[Data records]

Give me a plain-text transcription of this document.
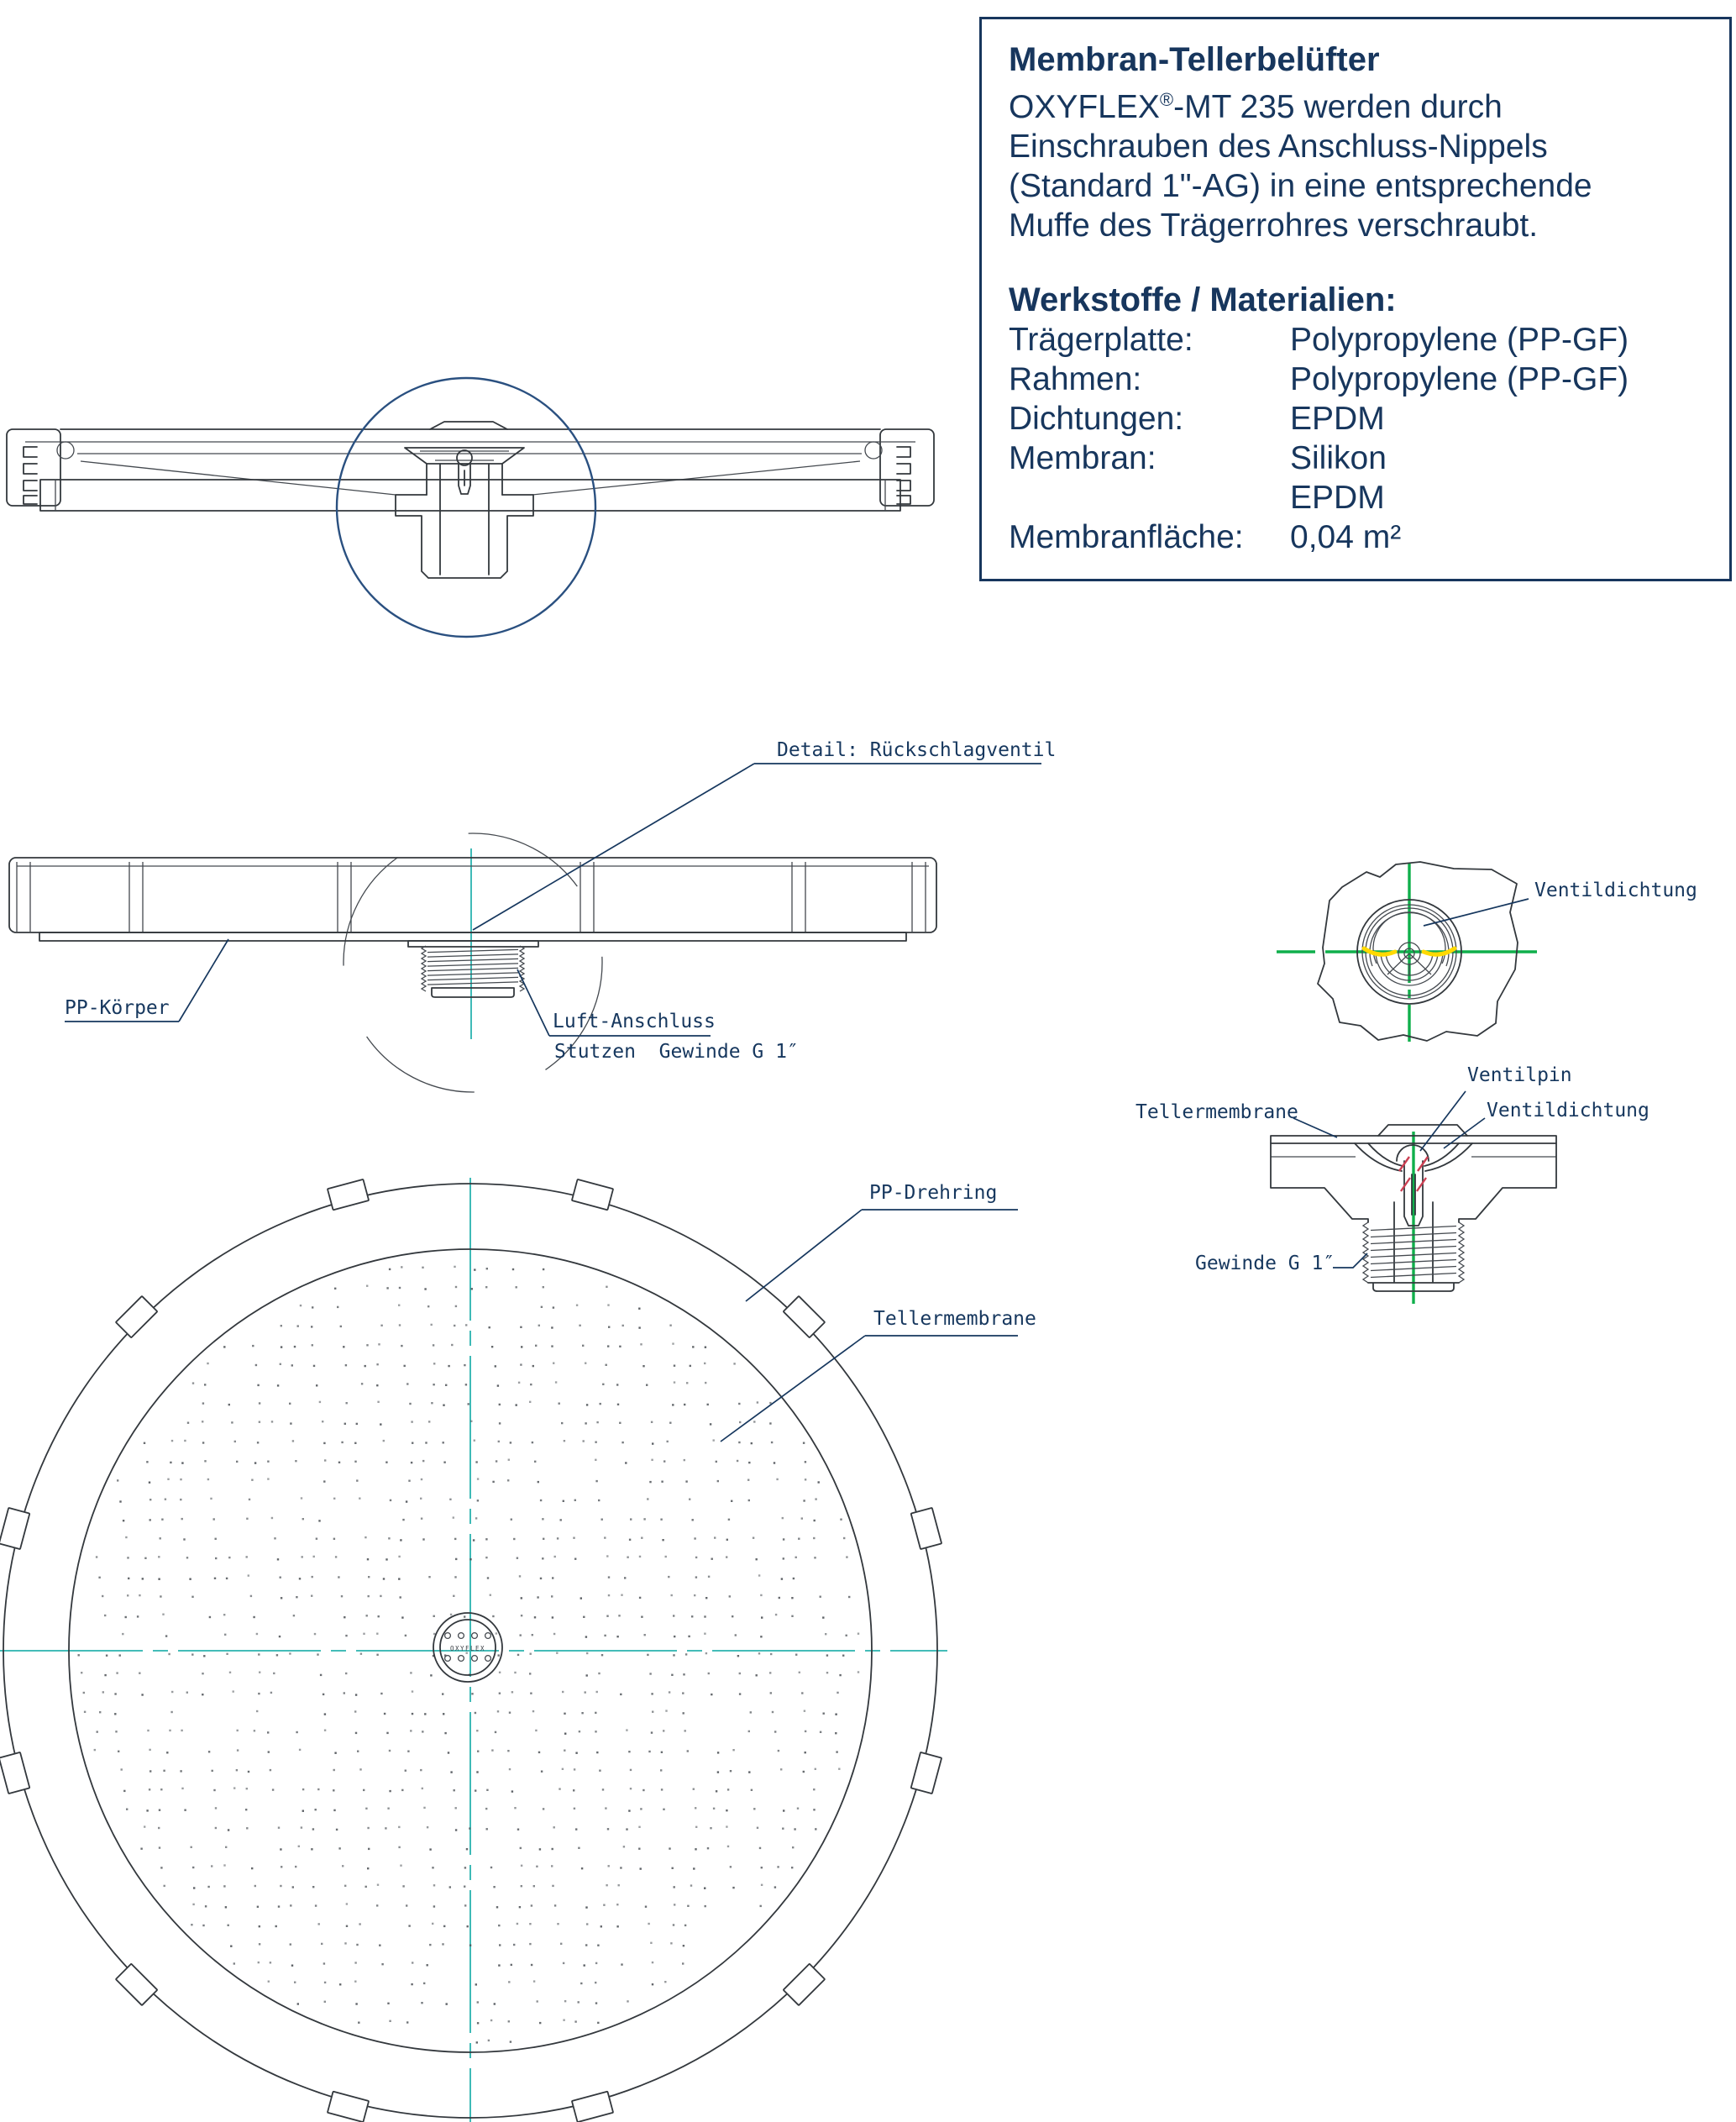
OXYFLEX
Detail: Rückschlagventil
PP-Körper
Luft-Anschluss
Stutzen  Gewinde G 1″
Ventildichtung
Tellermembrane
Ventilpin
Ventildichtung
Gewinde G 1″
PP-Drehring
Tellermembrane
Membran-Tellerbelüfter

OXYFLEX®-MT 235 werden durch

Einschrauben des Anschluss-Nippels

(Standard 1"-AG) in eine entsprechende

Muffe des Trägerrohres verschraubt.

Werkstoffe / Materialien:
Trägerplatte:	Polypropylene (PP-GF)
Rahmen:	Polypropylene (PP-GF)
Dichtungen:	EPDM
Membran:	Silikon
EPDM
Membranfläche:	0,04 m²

- [What you are asked to do] Reproduce all the entries that precede this task, word for word, minus any pictures.

- [Task output]
Give me a plain-text transcription of this document.
OXYFLEX
Detail: Rückschlagventil
PP-Körper
Luft-Anschluss
Stutzen  Gewinde G 1″
Ventildichtung
Tellermembrane
Ventilpin
Ventildichtung
Gewinde G 1″
PP-Drehring
Tellermembrane
Membran-Tellerbelüfter

OXYFLEX®-MT 235 werden durch

Einschrauben des Anschluss-Nippels

(Standard 1"-AG) in eine entsprechende

Muffe des Trägerrohres verschraubt.

Werkstoffe / Materialien:
Trägerplatte:	Polypropylene (PP-GF)
Rahmen:	Polypropylene (PP-GF)
Dichtungen:	EPDM
Membran:	Silikon
EPDM
Membranfläche:	0,04 m²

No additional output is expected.